• Data shown:
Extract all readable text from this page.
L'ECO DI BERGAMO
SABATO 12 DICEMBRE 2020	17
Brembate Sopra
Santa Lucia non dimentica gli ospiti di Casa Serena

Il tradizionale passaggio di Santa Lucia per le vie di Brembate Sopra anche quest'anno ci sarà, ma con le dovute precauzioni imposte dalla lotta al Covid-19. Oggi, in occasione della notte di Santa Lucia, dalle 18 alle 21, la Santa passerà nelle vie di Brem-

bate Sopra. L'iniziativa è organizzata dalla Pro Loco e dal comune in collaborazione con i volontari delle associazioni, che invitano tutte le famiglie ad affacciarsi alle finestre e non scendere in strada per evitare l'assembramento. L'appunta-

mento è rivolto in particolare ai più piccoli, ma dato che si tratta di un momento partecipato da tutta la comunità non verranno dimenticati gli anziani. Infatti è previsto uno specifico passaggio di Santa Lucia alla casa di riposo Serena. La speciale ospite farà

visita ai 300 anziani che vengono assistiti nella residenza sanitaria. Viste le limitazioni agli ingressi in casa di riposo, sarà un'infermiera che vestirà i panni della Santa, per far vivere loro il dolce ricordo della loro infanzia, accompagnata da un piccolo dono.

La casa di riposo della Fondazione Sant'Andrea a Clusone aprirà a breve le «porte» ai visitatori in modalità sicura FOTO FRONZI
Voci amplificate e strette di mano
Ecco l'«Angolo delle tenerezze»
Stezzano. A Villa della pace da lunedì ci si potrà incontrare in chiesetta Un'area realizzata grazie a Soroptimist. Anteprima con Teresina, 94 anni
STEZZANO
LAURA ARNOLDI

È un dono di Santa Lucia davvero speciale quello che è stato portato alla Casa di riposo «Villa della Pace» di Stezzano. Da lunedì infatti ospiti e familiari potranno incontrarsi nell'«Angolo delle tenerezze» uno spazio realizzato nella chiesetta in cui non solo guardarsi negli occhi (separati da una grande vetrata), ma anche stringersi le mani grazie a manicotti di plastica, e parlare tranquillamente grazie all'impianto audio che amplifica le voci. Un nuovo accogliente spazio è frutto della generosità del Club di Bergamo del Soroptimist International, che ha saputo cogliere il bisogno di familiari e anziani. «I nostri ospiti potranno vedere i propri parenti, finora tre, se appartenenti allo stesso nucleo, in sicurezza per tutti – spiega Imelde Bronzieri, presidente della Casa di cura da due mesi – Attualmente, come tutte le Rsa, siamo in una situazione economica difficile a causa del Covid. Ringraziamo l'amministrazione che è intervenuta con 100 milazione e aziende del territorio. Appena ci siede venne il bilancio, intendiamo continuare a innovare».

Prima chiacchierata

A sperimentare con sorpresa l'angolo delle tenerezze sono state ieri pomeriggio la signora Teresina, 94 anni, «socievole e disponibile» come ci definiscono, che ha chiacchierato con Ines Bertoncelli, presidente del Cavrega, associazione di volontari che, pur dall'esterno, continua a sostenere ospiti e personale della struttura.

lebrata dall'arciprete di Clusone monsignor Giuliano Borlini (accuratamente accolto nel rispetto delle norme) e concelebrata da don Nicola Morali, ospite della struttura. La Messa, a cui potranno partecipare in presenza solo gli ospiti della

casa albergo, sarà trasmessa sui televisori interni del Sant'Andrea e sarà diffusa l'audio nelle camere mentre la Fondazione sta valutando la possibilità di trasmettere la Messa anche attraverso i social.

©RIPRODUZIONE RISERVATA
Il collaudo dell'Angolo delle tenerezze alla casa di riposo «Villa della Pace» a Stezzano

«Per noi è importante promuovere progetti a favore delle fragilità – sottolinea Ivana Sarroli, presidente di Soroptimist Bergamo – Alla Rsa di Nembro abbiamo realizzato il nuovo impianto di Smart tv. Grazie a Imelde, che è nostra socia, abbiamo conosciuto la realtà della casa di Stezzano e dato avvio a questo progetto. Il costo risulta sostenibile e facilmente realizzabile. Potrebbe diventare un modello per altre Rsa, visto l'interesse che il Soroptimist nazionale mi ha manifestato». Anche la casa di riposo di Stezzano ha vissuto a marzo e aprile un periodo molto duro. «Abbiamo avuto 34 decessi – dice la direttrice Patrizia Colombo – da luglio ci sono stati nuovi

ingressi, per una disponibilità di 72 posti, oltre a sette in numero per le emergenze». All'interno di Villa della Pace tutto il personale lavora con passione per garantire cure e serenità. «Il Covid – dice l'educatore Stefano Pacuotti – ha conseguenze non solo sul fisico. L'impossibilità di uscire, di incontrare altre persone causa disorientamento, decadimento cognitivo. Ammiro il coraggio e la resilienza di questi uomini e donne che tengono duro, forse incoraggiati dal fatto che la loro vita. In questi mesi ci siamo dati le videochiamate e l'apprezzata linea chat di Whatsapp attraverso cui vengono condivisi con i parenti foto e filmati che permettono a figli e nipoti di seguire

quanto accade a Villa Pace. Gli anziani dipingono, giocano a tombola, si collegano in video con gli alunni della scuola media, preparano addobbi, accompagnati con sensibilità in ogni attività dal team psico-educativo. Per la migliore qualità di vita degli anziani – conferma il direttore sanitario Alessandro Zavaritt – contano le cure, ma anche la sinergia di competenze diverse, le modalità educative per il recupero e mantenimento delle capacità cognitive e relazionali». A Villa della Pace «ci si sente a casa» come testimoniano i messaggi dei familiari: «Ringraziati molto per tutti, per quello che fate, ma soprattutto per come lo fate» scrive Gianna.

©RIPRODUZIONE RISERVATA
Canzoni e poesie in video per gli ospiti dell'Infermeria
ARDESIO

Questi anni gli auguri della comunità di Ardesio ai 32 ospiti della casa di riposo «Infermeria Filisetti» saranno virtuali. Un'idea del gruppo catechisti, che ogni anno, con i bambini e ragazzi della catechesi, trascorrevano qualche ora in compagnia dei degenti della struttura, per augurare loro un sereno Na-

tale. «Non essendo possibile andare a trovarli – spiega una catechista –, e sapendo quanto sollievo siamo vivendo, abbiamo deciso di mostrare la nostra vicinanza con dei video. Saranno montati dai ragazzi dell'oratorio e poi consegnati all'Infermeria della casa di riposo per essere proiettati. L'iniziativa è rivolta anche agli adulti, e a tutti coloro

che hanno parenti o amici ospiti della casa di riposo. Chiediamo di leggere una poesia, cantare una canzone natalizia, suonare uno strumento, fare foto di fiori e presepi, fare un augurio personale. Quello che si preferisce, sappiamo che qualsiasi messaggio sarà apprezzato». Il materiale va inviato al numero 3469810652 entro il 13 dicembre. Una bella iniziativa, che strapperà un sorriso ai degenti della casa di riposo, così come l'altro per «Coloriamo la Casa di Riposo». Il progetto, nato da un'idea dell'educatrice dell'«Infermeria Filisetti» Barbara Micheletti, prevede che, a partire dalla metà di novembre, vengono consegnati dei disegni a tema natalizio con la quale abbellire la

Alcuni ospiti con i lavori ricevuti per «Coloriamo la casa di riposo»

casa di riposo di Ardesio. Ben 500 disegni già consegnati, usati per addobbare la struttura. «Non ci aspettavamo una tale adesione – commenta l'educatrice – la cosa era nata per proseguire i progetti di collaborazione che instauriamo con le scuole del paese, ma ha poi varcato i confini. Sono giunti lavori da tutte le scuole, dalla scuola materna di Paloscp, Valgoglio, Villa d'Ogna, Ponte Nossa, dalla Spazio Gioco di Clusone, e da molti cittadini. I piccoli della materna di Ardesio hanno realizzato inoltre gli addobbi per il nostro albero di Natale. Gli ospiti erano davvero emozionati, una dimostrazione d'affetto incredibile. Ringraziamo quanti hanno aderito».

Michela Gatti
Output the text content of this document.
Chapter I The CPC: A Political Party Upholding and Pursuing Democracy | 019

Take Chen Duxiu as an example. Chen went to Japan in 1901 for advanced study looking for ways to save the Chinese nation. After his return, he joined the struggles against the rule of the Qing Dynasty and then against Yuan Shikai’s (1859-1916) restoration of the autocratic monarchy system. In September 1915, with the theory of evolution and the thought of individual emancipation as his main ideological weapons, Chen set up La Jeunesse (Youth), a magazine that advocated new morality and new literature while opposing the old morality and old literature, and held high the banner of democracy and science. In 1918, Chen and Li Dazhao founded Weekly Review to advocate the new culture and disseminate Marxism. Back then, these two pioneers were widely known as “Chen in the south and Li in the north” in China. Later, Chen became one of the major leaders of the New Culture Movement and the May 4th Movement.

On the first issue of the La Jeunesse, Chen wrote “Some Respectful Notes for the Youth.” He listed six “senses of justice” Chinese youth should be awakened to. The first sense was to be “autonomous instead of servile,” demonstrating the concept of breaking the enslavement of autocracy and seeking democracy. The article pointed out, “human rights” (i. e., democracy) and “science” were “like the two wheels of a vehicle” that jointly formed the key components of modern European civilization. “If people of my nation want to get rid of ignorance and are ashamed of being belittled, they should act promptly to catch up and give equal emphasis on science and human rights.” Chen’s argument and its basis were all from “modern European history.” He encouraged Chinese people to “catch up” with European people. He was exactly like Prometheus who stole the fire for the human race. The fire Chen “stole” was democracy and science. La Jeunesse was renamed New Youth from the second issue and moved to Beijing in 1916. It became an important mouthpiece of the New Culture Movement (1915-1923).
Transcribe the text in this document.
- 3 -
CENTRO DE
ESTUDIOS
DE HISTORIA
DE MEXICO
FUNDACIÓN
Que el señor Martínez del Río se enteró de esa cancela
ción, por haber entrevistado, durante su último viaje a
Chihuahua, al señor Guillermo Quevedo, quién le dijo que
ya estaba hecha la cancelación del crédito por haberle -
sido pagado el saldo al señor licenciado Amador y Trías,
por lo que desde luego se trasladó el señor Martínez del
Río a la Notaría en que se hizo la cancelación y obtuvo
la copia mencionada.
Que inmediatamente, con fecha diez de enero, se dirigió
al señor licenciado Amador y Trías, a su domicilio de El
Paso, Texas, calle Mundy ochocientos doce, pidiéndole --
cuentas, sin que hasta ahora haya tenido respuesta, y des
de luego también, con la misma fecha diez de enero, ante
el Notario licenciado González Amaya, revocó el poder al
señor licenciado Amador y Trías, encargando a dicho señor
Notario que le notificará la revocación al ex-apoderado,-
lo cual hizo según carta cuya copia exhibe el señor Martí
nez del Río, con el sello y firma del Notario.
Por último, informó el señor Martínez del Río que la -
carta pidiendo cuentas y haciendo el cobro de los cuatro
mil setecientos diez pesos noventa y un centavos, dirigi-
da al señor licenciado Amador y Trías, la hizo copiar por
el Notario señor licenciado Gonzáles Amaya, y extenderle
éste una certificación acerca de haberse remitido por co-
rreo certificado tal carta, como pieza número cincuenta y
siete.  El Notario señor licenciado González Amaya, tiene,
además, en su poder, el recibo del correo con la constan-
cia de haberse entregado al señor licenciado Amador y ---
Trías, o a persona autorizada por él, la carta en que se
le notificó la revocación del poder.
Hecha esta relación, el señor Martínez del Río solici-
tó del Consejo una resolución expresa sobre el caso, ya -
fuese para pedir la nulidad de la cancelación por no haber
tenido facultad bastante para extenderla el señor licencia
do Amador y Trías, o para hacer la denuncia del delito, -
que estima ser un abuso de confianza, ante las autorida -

• Task details: Check each line of the records above for the string "carta", and report every line that has it.

• Written answer:
lo cual hizo según carta cuya copia exhibe el señor Martí
carta pidiendo cuentas y haciendo el cobro de los cuatro
rreo certificado tal carta, como pieza número cincuenta y
Trías, o a persona autorizada por él, la carta en que se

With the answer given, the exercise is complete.